» **Problem requirements**:
Restate all of the entries exactly, dropping any pictures they hold.

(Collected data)
↓

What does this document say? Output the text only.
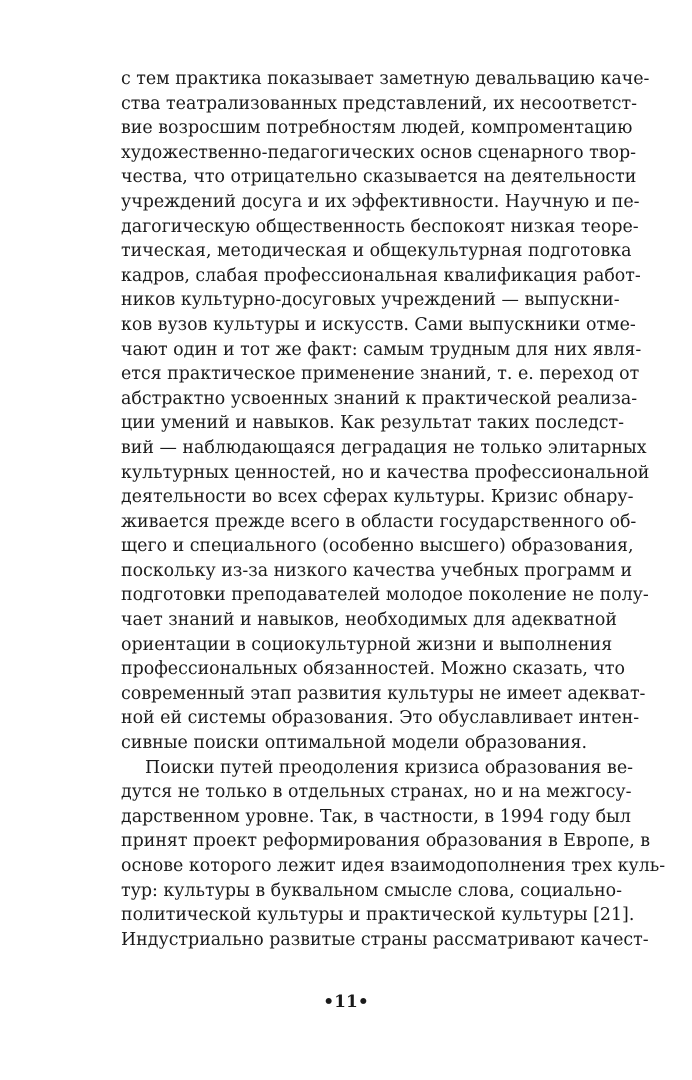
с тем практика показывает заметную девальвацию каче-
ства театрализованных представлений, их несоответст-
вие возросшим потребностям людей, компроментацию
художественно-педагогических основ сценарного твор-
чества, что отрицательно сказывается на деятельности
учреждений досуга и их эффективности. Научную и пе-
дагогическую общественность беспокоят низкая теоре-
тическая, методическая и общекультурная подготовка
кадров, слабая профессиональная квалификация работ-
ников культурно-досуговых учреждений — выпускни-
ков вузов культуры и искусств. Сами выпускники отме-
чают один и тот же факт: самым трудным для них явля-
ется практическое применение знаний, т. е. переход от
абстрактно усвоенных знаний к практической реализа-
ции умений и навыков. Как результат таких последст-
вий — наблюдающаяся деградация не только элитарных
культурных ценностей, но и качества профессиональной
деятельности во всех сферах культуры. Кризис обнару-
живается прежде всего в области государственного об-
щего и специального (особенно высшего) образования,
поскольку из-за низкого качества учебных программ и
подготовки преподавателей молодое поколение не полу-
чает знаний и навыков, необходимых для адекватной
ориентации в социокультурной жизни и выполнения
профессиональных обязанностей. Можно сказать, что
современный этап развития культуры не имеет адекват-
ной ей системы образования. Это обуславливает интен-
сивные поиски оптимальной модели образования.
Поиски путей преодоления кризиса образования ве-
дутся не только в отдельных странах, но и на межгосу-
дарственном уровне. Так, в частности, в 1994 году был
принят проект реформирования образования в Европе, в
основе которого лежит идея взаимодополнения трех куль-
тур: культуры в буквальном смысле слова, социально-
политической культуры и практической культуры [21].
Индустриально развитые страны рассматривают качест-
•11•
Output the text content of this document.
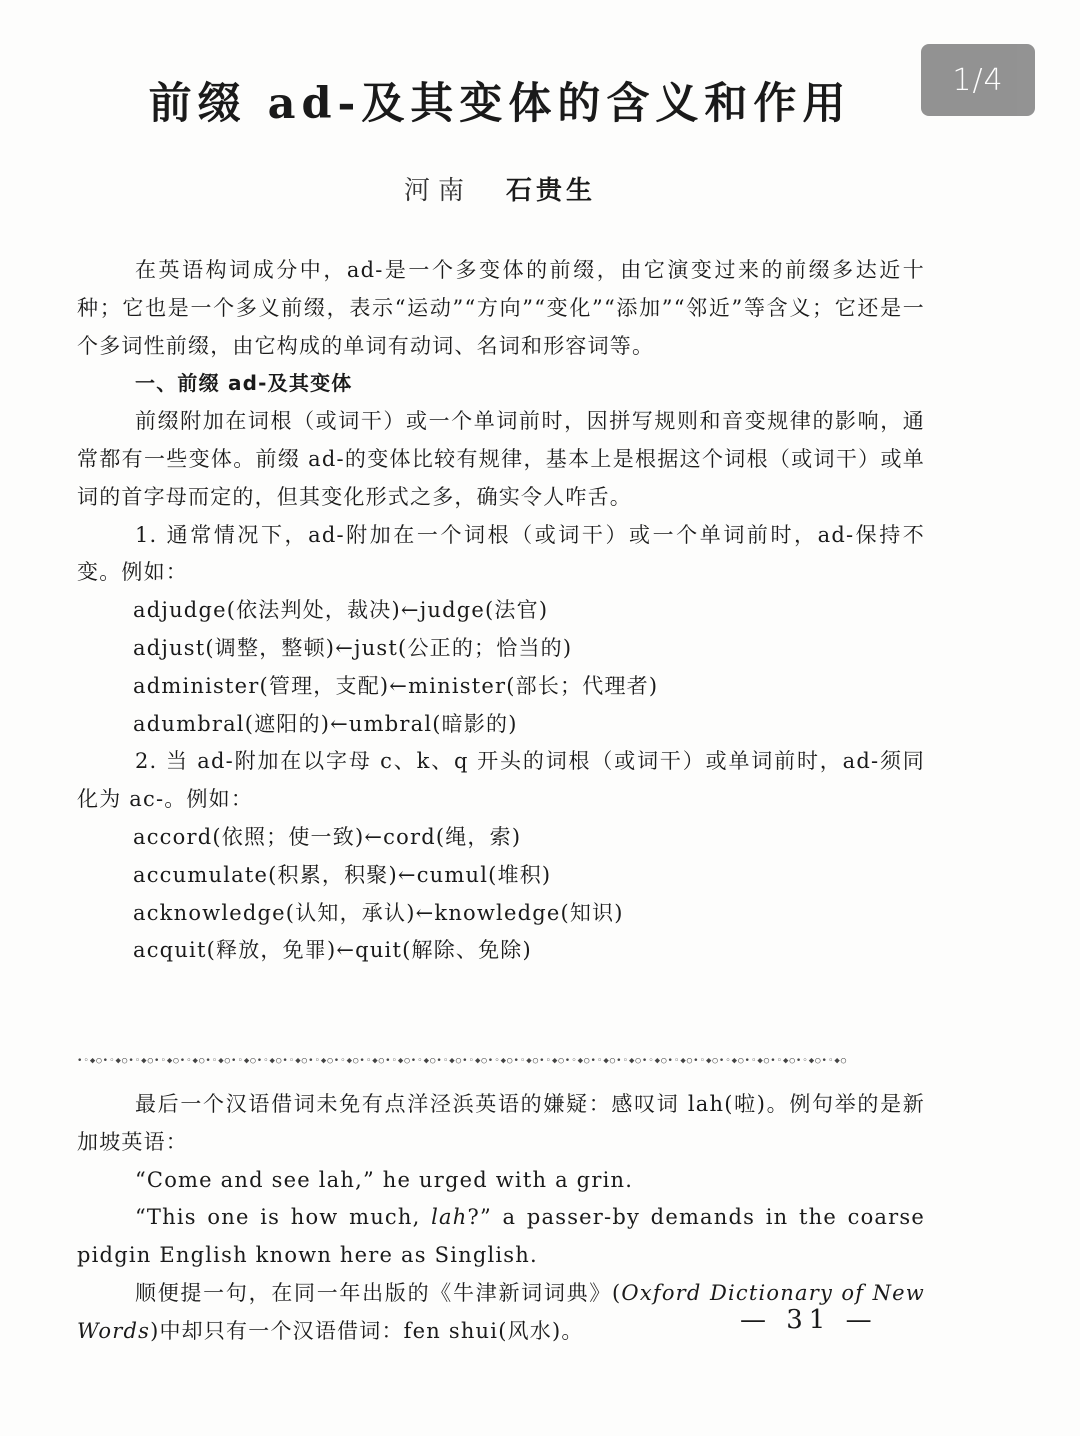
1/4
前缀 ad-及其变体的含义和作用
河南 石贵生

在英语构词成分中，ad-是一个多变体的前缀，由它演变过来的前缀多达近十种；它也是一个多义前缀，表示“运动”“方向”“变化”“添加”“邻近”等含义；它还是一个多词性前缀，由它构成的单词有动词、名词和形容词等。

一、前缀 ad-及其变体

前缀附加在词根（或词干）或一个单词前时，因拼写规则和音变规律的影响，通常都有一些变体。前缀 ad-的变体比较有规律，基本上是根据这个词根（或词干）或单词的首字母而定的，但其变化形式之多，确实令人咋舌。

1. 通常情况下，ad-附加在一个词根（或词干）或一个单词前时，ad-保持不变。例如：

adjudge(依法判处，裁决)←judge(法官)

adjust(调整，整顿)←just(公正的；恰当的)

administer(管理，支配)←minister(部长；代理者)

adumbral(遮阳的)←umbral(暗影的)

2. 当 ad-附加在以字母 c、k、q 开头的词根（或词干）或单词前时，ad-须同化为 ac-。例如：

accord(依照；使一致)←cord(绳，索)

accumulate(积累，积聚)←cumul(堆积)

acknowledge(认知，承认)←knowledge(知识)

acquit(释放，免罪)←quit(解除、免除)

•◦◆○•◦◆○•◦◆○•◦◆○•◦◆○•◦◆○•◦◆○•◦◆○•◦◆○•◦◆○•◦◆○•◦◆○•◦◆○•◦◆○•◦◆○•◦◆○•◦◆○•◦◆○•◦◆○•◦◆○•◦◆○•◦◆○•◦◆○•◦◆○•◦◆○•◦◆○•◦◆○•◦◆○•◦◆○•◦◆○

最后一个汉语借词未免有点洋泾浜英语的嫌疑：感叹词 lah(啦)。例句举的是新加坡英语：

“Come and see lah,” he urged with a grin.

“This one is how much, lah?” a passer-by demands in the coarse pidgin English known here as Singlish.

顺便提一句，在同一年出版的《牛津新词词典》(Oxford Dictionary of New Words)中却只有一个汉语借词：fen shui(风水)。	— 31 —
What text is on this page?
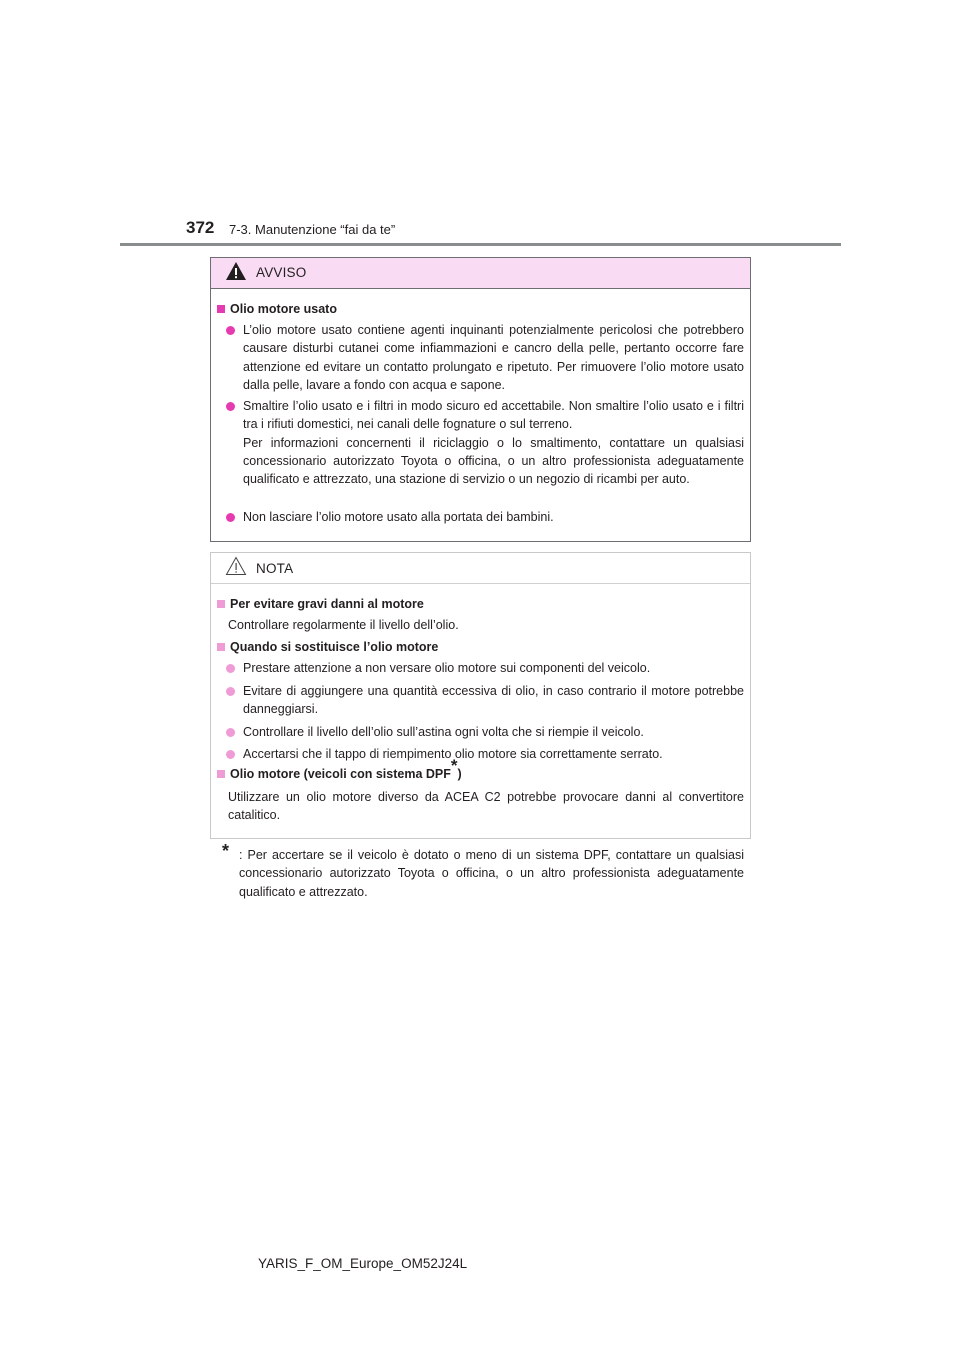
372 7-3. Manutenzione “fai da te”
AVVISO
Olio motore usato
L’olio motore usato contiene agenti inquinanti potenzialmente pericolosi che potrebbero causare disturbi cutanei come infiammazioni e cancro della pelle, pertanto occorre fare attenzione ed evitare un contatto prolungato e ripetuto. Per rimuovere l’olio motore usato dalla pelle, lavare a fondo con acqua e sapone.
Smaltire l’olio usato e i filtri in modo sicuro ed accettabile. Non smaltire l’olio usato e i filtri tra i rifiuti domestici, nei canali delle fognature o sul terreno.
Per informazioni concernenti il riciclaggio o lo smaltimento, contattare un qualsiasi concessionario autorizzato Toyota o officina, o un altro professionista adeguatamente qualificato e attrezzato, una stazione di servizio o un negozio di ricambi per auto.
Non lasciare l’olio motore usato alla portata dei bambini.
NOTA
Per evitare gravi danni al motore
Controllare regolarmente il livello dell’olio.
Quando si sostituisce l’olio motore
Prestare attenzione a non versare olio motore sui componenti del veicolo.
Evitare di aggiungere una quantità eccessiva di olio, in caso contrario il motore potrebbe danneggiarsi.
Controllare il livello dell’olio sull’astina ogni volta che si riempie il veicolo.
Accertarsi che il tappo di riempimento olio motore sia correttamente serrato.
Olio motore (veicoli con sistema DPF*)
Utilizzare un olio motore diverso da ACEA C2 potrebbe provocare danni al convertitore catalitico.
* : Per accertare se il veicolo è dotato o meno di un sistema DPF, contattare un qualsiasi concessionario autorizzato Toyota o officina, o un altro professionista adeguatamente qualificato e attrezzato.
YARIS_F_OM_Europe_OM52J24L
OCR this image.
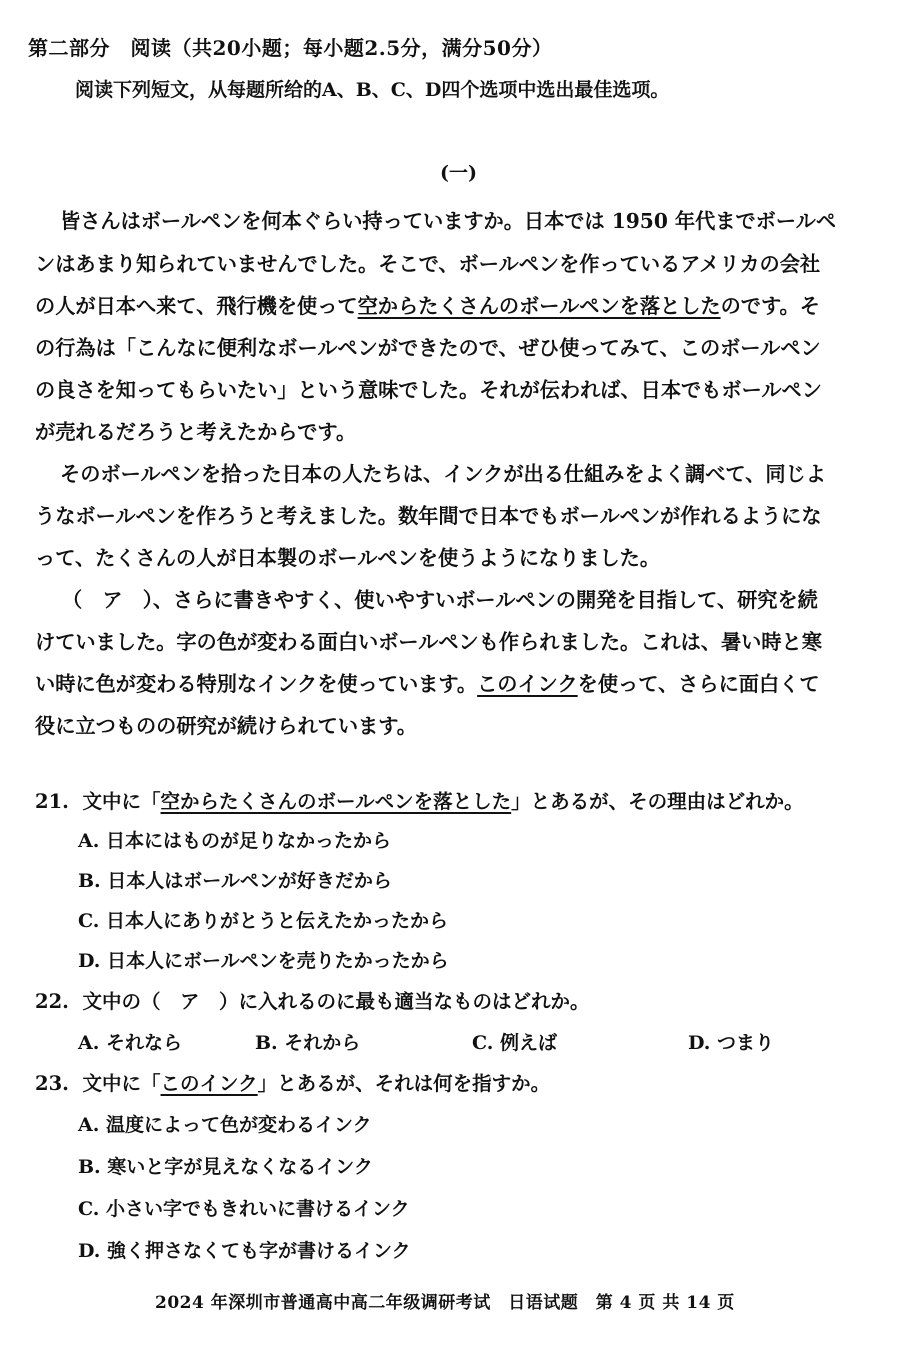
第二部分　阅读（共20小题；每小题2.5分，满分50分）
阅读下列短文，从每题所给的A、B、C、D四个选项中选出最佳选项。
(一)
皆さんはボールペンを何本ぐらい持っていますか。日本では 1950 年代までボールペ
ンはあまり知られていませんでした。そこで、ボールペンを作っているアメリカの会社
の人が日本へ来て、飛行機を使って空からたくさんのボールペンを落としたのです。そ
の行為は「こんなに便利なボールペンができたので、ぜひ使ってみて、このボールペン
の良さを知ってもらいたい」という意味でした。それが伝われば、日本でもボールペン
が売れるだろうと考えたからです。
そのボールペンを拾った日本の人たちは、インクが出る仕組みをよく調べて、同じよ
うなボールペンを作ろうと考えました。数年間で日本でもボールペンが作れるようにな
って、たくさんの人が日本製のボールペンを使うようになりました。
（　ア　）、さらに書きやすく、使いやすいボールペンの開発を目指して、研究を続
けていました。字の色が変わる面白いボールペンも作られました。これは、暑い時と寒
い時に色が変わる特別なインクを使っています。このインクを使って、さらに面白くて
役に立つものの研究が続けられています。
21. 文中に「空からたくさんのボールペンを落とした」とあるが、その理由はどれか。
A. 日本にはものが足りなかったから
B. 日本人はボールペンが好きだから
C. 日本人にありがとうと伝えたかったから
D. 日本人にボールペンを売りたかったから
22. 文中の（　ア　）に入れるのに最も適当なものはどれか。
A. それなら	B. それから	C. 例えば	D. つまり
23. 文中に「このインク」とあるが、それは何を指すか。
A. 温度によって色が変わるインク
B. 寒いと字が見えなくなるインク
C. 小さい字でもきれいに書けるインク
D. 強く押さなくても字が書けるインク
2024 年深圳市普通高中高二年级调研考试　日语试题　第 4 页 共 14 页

↑

» **Full solution**:
What does this document say? Output the text only.
с тем практика показывает заметную девальвацию каче-
ства театрализованных представлений, их несоответст-
вие возросшим потребностям людей, компроментацию
художественно-педагогических основ сценарного твор-
чества, что отрицательно сказывается на деятельности
учреждений досуга и их эффективности. Научную и пе-
дагогическую общественность беспокоят низкая теоре-
тическая, методическая и общекультурная подготовка
кадров, слабая профессиональная квалификация работ-
ников культурно-досуговых учреждений — выпускни-
ков вузов культуры и искусств. Сами выпускники отме-
чают один и тот же факт: самым трудным для них явля-
ется практическое применение знаний, т. е. переход от
абстрактно усвоенных знаний к практической реализа-
ции умений и навыков. Как результат таких последст-
вий — наблюдающаяся деградация не только элитарных
культурных ценностей, но и качества профессиональной
деятельности во всех сферах культуры. Кризис обнару-
живается прежде всего в области государственного об-
щего и специального (особенно высшего) образования,
поскольку из-за низкого качества учебных программ и
подготовки преподавателей молодое поколение не полу-
чает знаний и навыков, необходимых для адекватной
ориентации в социокультурной жизни и выполнения
профессиональных обязанностей. Можно сказать, что
современный этап развития культуры не имеет адекват-
ной ей системы образования. Это обуславливает интен-
сивные поиски оптимальной модели образования.
Поиски путей преодоления кризиса образования ве-
дутся не только в отдельных странах, но и на межгосу-
дарственном уровне. Так, в частности, в 1994 году был
принят проект реформирования образования в Европе, в
основе которого лежит идея взаимодополнения трех куль-
тур: культуры в буквальном смысле слова, социально-
политической культуры и практической культуры [21].
Индустриально развитые страны рассматривают качест-
•11•
Output the text content of this document.
1/4
前缀 ad-及其变体的含义和作用
河南 石贵生

在英语构词成分中，ad-是一个多变体的前缀，由它演变过来的前缀多达近十种；它也是一个多义前缀，表示“运动”“方向”“变化”“添加”“邻近”等含义；它还是一个多词性前缀，由它构成的单词有动词、名词和形容词等。

一、前缀 ad-及其变体

前缀附加在词根（或词干）或一个单词前时，因拼写规则和音变规律的影响，通常都有一些变体。前缀 ad-的变体比较有规律，基本上是根据这个词根（或词干）或单词的首字母而定的，但其变化形式之多，确实令人咋舌。

1. 通常情况下，ad-附加在一个词根（或词干）或一个单词前时，ad-保持不变。例如：

adjudge(依法判处，裁决)←judge(法官)

adjust(调整，整顿)←just(公正的；恰当的)

administer(管理，支配)←minister(部长；代理者)

adumbral(遮阳的)←umbral(暗影的)

2. 当 ad-附加在以字母 c、k、q 开头的词根（或词干）或单词前时，ad-须同化为 ac-。例如：

accord(依照；使一致)←cord(绳，索)

accumulate(积累，积聚)←cumul(堆积)

acknowledge(认知，承认)←knowledge(知识)

acquit(释放，免罪)←quit(解除、免除)

•◦◆○•◦◆○•◦◆○•◦◆○•◦◆○•◦◆○•◦◆○•◦◆○•◦◆○•◦◆○•◦◆○•◦◆○•◦◆○•◦◆○•◦◆○•◦◆○•◦◆○•◦◆○•◦◆○•◦◆○•◦◆○•◦◆○•◦◆○•◦◆○•◦◆○•◦◆○•◦◆○•◦◆○•◦◆○•◦◆○

最后一个汉语借词未免有点洋泾浜英语的嫌疑：感叹词 lah(啦)。例句举的是新加坡英语：

“Come and see lah,” he urged with a grin.

“This one is how much, lah?” a passer-by demands in the coarse pidgin English known here as Singlish.

顺便提一句，在同一年出版的《牛津新词词典》(Oxford Dictionary of New Words)中却只有一个汉语借词：fen shui(风水)。	— 31 —
What text is on this page?
372 7-3. Manutenzione “fai da te”
AVVISO
Olio motore usato
L’olio motore usato contiene agenti inquinanti potenzialmente pericolosi che potrebbero causare disturbi cutanei come infiammazioni e cancro della pelle, pertanto occorre fare attenzione ed evitare un contatto prolungato e ripetuto. Per rimuovere l’olio motore usato dalla pelle, lavare a fondo con acqua e sapone.
Smaltire l’olio usato e i filtri in modo sicuro ed accettabile. Non smaltire l’olio usato e i filtri tra i rifiuti domestici, nei canali delle fognature o sul terreno.
Per informazioni concernenti il riciclaggio o lo smaltimento, contattare un qualsiasi concessionario autorizzato Toyota o officina, o un altro professionista adeguatamente qualificato e attrezzato, una stazione di servizio o un negozio di ricambi per auto.
Non lasciare l’olio motore usato alla portata dei bambini.
NOTA
Per evitare gravi danni al motore
Controllare regolarmente il livello dell’olio.
Quando si sostituisce l’olio motore
Prestare attenzione a non versare olio motore sui componenti del veicolo.
Evitare di aggiungere una quantità eccessiva di olio, in caso contrario il motore potrebbe danneggiarsi.
Controllare il livello dell’olio sull’astina ogni volta che si riempie il veicolo.
Accertarsi che il tappo di riempimento olio motore sia correttamente serrato.
Olio motore (veicoli con sistema DPF*)
Utilizzare un olio motore diverso da ACEA C2 potrebbe provocare danni al convertitore catalitico.
* : Per accertare se il veicolo è dotato o meno di un sistema DPF, contattare un qualsiasi concessionario autorizzato Toyota o officina, o un altro professionista adeguatamente qualificato e attrezzato.
YARIS_F_OM_Europe_OM52J24L
OCR this image.
第二部分　阅读（共20小题；每小题2.5分，满分50分）
阅读下列短文，从每题所给的A、B、C、D四个选项中选出最佳选项。
(一)
皆さんはボールペンを何本ぐらい持っていますか。日本では 1950 年代までボールペ
ンはあまり知られていませんでした。そこで、ボールペンを作っているアメリカの会社
の人が日本へ来て、飛行機を使って空からたくさんのボールペンを落としたのです。そ
の行為は「こんなに便利なボールペンができたので、ぜひ使ってみて、このボールペン
の良さを知ってもらいたい」という意味でした。それが伝われば、日本でもボールペン
が売れるだろうと考えたからです。
そのボールペンを拾った日本の人たちは、インクが出る仕組みをよく調べて、同じよ
うなボールペンを作ろうと考えました。数年間で日本でもボールペンが作れるようにな
って、たくさんの人が日本製のボールペンを使うようになりました。
（　ア　）、さらに書きやすく、使いやすいボールペンの開発を目指して、研究を続
けていました。字の色が変わる面白いボールペンも作られました。これは、暑い時と寒
い時に色が変わる特別なインクを使っています。このインクを使って、さらに面白くて
役に立つものの研究が続けられています。
21. 文中に「空からたくさんのボールペンを落とした」とあるが、その理由はどれか。
A. 日本にはものが足りなかったから
B. 日本人はボールペンが好きだから
C. 日本人にありがとうと伝えたかったから
D. 日本人にボールペンを売りたかったから
22. 文中の（　ア　）に入れるのに最も適当なものはどれか。
A. それなら	B. それから	C. 例えば	D. つまり
23. 文中に「このインク」とあるが、それは何を指すか。
A. 温度によって色が変わるインク
B. 寒いと字が見えなくなるインク
C. 小さい字でもきれいに書けるインク
D. 強く押さなくても字が書けるインク
2024 年深圳市普通高中高二年级调研考试　日语试题　第 4 页 共 14 页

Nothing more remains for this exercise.